## Your objective
Locate the word "name" in the entries below, then gather every line that holds it.

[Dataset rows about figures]
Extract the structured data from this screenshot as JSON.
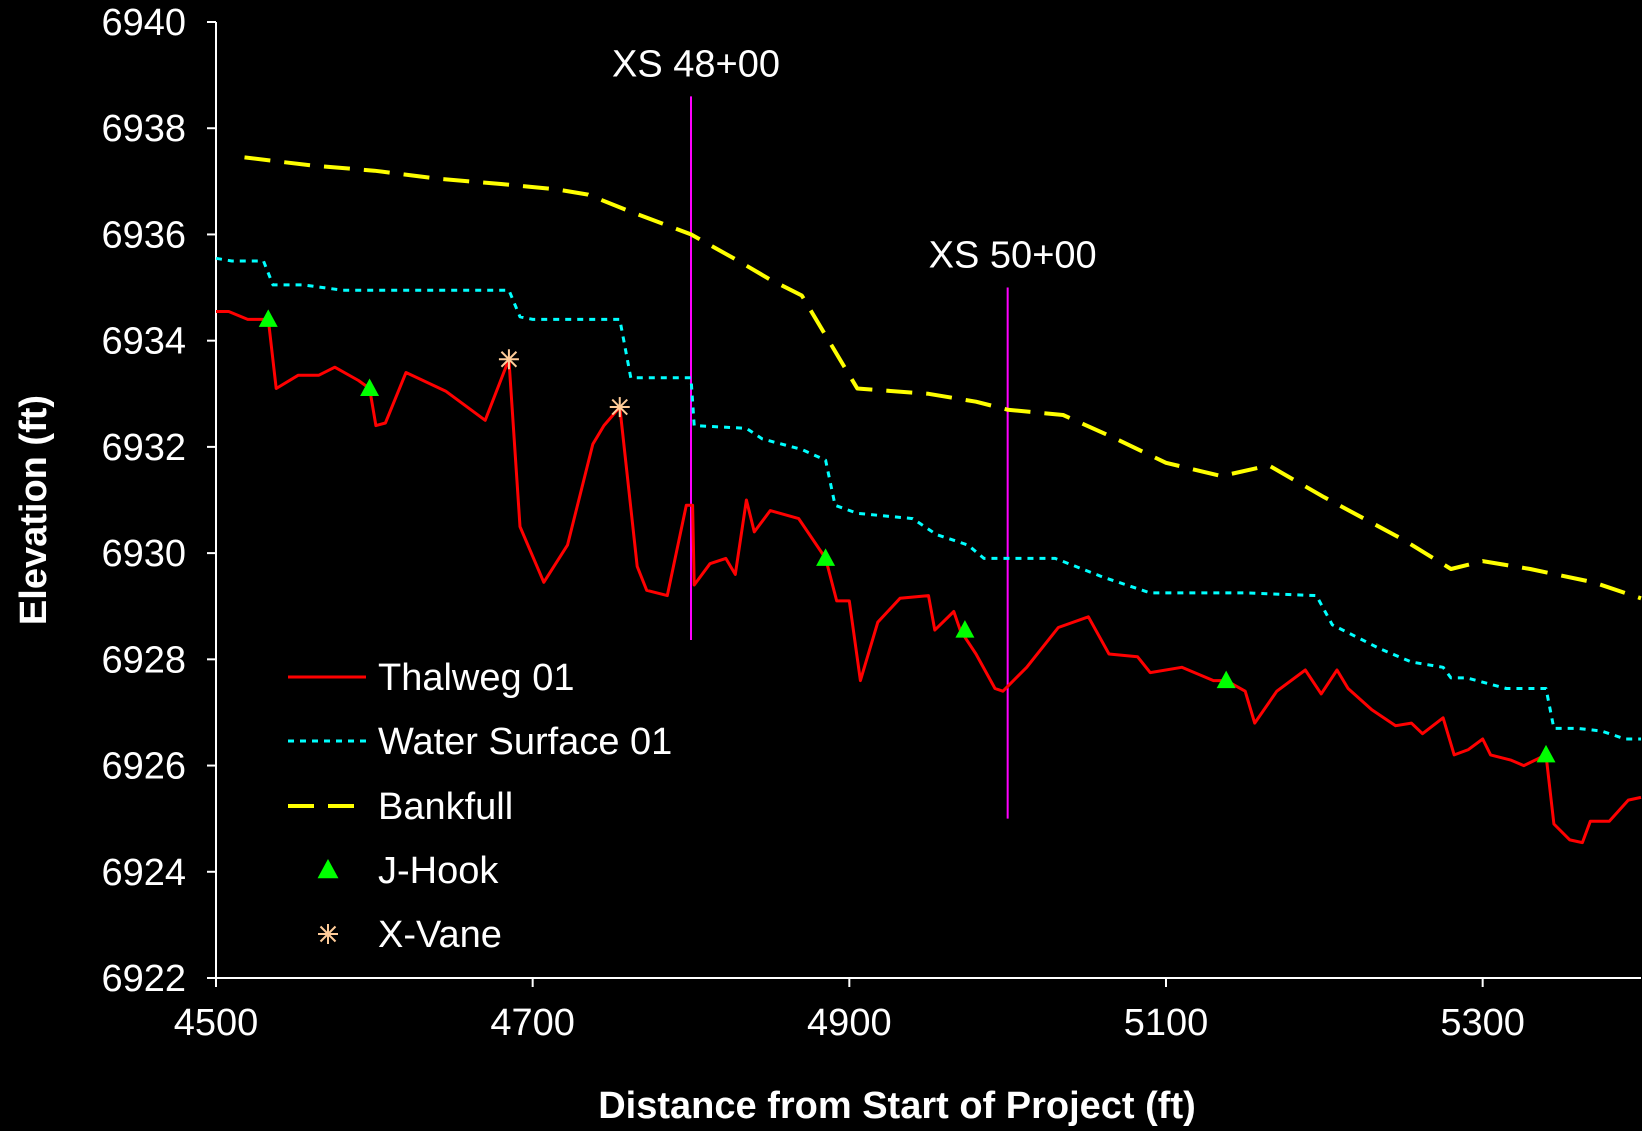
{
  "chart_data": {
    "type": "line",
    "title": "",
    "xlabel": "Distance from Start of Project (ft)",
    "ylabel": "Elevation (ft)",
    "xlim": [
      4500,
      5400
    ],
    "ylim": [
      6922,
      6940
    ],
    "x_ticks": [
      4500,
      4700,
      4900,
      5100,
      5300
    ],
    "y_ticks": [
      6922,
      6924,
      6926,
      6928,
      6930,
      6932,
      6934,
      6936,
      6938,
      6940
    ],
    "x_tick_labels": [
      "4500",
      "4700",
      "4900",
      "5100",
      "5300"
    ],
    "y_tick_labels": [
      "6922",
      "6924",
      "6926",
      "6928",
      "6930",
      "6932",
      "6934",
      "6936",
      "6938",
      "6940"
    ],
    "grid": false,
    "legend_position": "bottom-left",
    "background": "#000000",
    "series": [
      {
        "name": "Thalweg 01",
        "style": "solid",
        "color": "#ff0000",
        "points": [
          [
            4500,
            6934.55
          ],
          [
            4508,
            6934.55
          ],
          [
            4520,
            6934.4
          ],
          [
            4533,
            6934.4
          ],
          [
            4538,
            6933.1
          ],
          [
            4552,
            6933.35
          ],
          [
            4565,
            6933.35
          ],
          [
            4575,
            6933.5
          ],
          [
            4590,
            6933.25
          ],
          [
            4597,
            6933.1
          ],
          [
            4601,
            6932.4
          ],
          [
            4607,
            6932.45
          ],
          [
            4620,
            6933.4
          ],
          [
            4645,
            6933.05
          ],
          [
            4670,
            6932.5
          ],
          [
            4685,
            6933.65
          ],
          [
            4692,
            6930.5
          ],
          [
            4707,
            6929.45
          ],
          [
            4722,
            6930.15
          ],
          [
            4738,
            6932.05
          ],
          [
            4745,
            6932.4
          ],
          [
            4755,
            6932.75
          ],
          [
            4766,
            6929.75
          ],
          [
            4772,
            6929.3
          ],
          [
            4785,
            6929.2
          ],
          [
            4797,
            6930.9
          ],
          [
            4801,
            6930.9
          ],
          [
            4802,
            6929.4
          ],
          [
            4812,
            6929.8
          ],
          [
            4822,
            6929.9
          ],
          [
            4828,
            6929.6
          ],
          [
            4835,
            6931.0
          ],
          [
            4840,
            6930.4
          ],
          [
            4850,
            6930.8
          ],
          [
            4868,
            6930.65
          ],
          [
            4885,
            6929.9
          ],
          [
            4892,
            6929.1
          ],
          [
            4900,
            6929.1
          ],
          [
            4907,
            6927.6
          ],
          [
            4918,
            6928.7
          ],
          [
            4932,
            6929.15
          ],
          [
            4950,
            6929.2
          ],
          [
            4954,
            6928.55
          ],
          [
            4966,
            6928.9
          ],
          [
            4970,
            6928.55
          ],
          [
            4980,
            6928.1
          ],
          [
            4992,
            6927.45
          ],
          [
            4997,
            6927.4
          ],
          [
            5012,
            6927.85
          ],
          [
            5032,
            6928.6
          ],
          [
            5051,
            6928.8
          ],
          [
            5064,
            6928.1
          ],
          [
            5082,
            6928.05
          ],
          [
            5090,
            6927.75
          ],
          [
            5110,
            6927.85
          ],
          [
            5130,
            6927.6
          ],
          [
            5138,
            6927.6
          ],
          [
            5150,
            6927.4
          ],
          [
            5156,
            6926.8
          ],
          [
            5170,
            6927.4
          ],
          [
            5188,
            6927.8
          ],
          [
            5198,
            6927.35
          ],
          [
            5208,
            6927.8
          ],
          [
            5215,
            6927.45
          ],
          [
            5230,
            6927.05
          ],
          [
            5245,
            6926.75
          ],
          [
            5255,
            6926.8
          ],
          [
            5262,
            6926.6
          ],
          [
            5275,
            6926.9
          ],
          [
            5282,
            6926.2
          ],
          [
            5291,
            6926.3
          ],
          [
            5300,
            6926.5
          ],
          [
            5305,
            6926.2
          ],
          [
            5318,
            6926.1
          ],
          [
            5326,
            6926.0
          ],
          [
            5340,
            6926.2
          ],
          [
            5345,
            6924.9
          ],
          [
            5355,
            6924.6
          ],
          [
            5363,
            6924.55
          ],
          [
            5368,
            6924.95
          ],
          [
            5380,
            6924.95
          ],
          [
            5392,
            6925.35
          ],
          [
            5400,
            6925.4
          ]
        ]
      },
      {
        "name": "Water Surface 01",
        "style": "dotted",
        "color": "#00ffff",
        "points": [
          [
            4500,
            6935.55
          ],
          [
            4510,
            6935.5
          ],
          [
            4530,
            6935.5
          ],
          [
            4536,
            6935.05
          ],
          [
            4555,
            6935.05
          ],
          [
            4580,
            6934.95
          ],
          [
            4620,
            6934.95
          ],
          [
            4675,
            6934.95
          ],
          [
            4685,
            6934.95
          ],
          [
            4692,
            6934.45
          ],
          [
            4700,
            6934.4
          ],
          [
            4730,
            6934.4
          ],
          [
            4755,
            6934.4
          ],
          [
            4762,
            6933.3
          ],
          [
            4790,
            6933.3
          ],
          [
            4800,
            6933.3
          ],
          [
            4802,
            6932.4
          ],
          [
            4835,
            6932.35
          ],
          [
            4845,
            6932.15
          ],
          [
            4870,
            6931.95
          ],
          [
            4885,
            6931.75
          ],
          [
            4891,
            6930.9
          ],
          [
            4905,
            6930.75
          ],
          [
            4940,
            6930.65
          ],
          [
            4955,
            6930.35
          ],
          [
            4975,
            6930.15
          ],
          [
            4985,
            6929.9
          ],
          [
            5030,
            6929.9
          ],
          [
            5060,
            6929.55
          ],
          [
            5080,
            6929.35
          ],
          [
            5090,
            6929.25
          ],
          [
            5150,
            6929.25
          ],
          [
            5195,
            6929.2
          ],
          [
            5205,
            6928.65
          ],
          [
            5235,
            6928.2
          ],
          [
            5255,
            6927.95
          ],
          [
            5275,
            6927.85
          ],
          [
            5280,
            6927.65
          ],
          [
            5290,
            6927.65
          ],
          [
            5315,
            6927.45
          ],
          [
            5340,
            6927.45
          ],
          [
            5345,
            6926.7
          ],
          [
            5360,
            6926.7
          ],
          [
            5375,
            6926.65
          ],
          [
            5390,
            6926.5
          ],
          [
            5400,
            6926.5
          ]
        ]
      },
      {
        "name": "Bankfull",
        "style": "dashed",
        "color": "#ffff00",
        "points": [
          [
            4518,
            6937.45
          ],
          [
            4560,
            6937.3
          ],
          [
            4600,
            6937.2
          ],
          [
            4640,
            6937.05
          ],
          [
            4680,
            6936.95
          ],
          [
            4715,
            6936.85
          ],
          [
            4735,
            6936.75
          ],
          [
            4760,
            6936.45
          ],
          [
            4800,
            6936.0
          ],
          [
            4830,
            6935.5
          ],
          [
            4850,
            6935.15
          ],
          [
            4870,
            6934.85
          ],
          [
            4885,
            6934.1
          ],
          [
            4905,
            6933.1
          ],
          [
            4950,
            6933.0
          ],
          [
            4980,
            6932.85
          ],
          [
            5000,
            6932.7
          ],
          [
            5035,
            6932.6
          ],
          [
            5065,
            6932.2
          ],
          [
            5100,
            6931.7
          ],
          [
            5135,
            6931.45
          ],
          [
            5165,
            6931.65
          ],
          [
            5200,
            6931.05
          ],
          [
            5250,
            6930.25
          ],
          [
            5280,
            6929.7
          ],
          [
            5300,
            6929.85
          ],
          [
            5330,
            6929.7
          ],
          [
            5370,
            6929.45
          ],
          [
            5400,
            6929.15
          ]
        ]
      },
      {
        "name": "J-Hook",
        "style": "marker-triangle",
        "color": "#00ff00",
        "points": [
          [
            4533,
            6934.4
          ],
          [
            4597,
            6933.1
          ],
          [
            4885,
            6929.9
          ],
          [
            4973,
            6928.55
          ],
          [
            5138,
            6927.6
          ],
          [
            5340,
            6926.2
          ]
        ]
      },
      {
        "name": "X-Vane",
        "style": "marker-asterisk",
        "color": "#ffcc99",
        "points": [
          [
            4685,
            6933.65
          ],
          [
            4755,
            6932.75
          ]
        ]
      }
    ],
    "annotations": [
      {
        "label": "XS 48+00",
        "x": 4800,
        "y_from": 6927.0,
        "y_to": 6938.6,
        "color": "#ff00ff"
      },
      {
        "label": "XS 50+00",
        "x": 5000,
        "y_from": 6925.0,
        "y_to": 6935.0,
        "color": "#ff00ff"
      }
    ]
  }
}
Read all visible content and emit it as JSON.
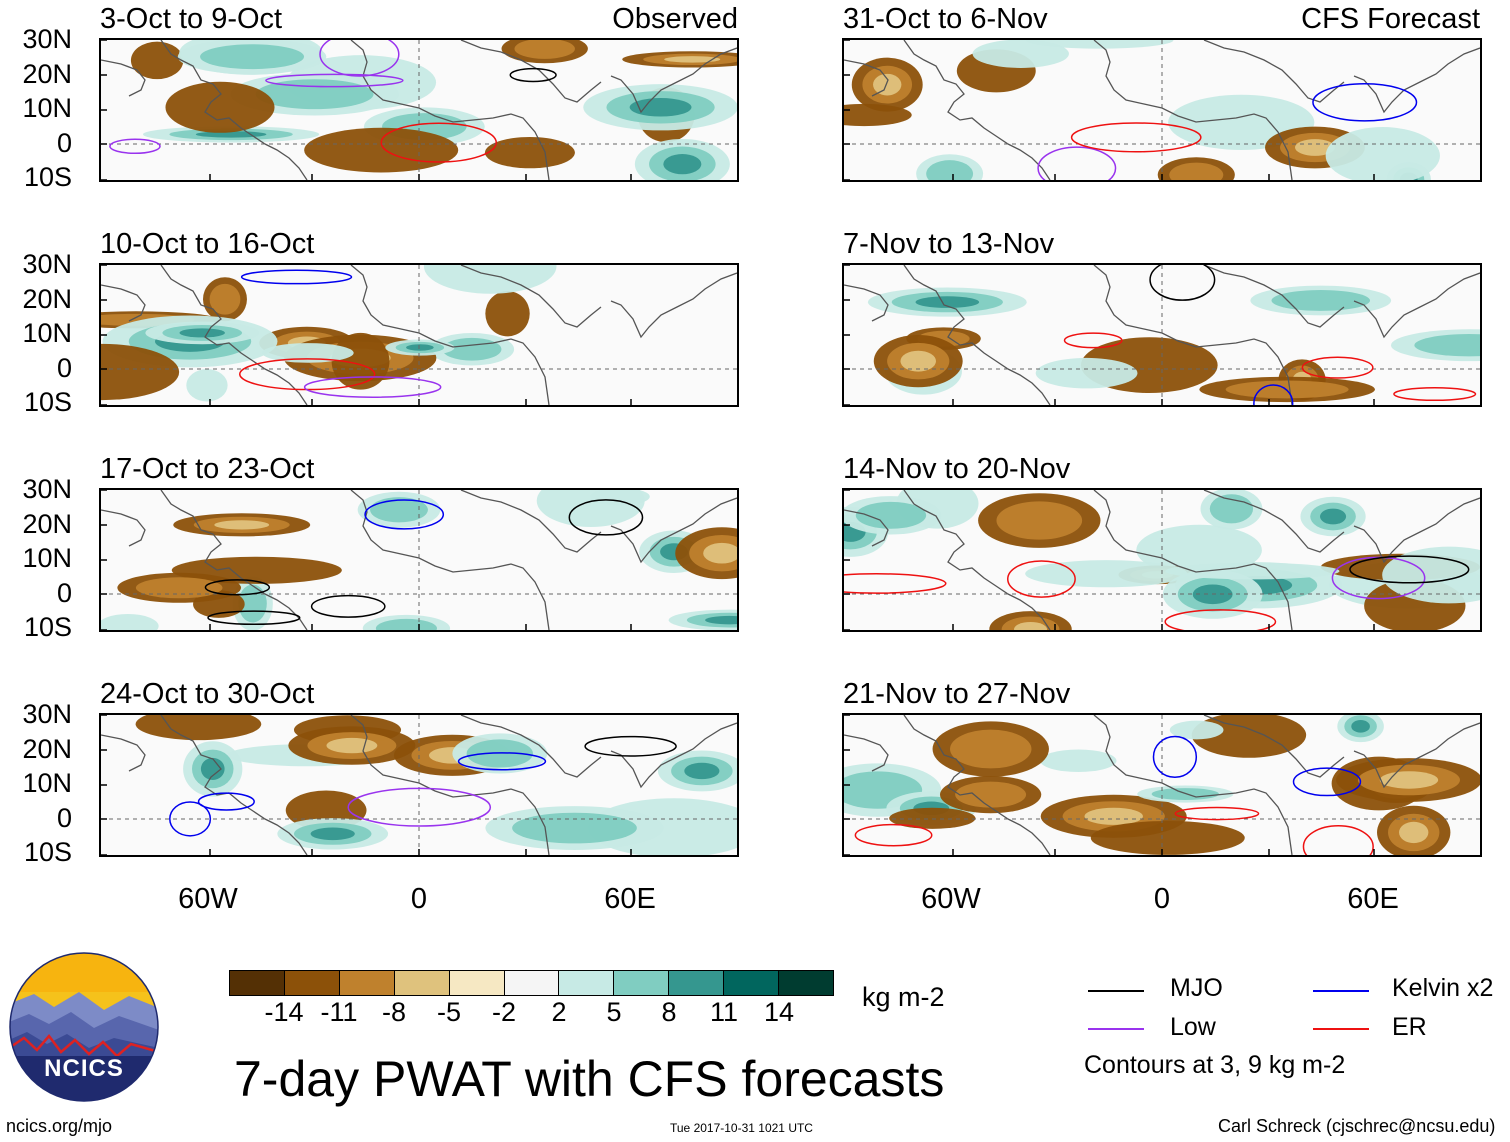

## Completed exercise
        "name": "Thalweg 01",
        "name": "Water Surface 01",
        "name": "Bankfull",
        "name": "J-Hook",
        "name": "X-Vane",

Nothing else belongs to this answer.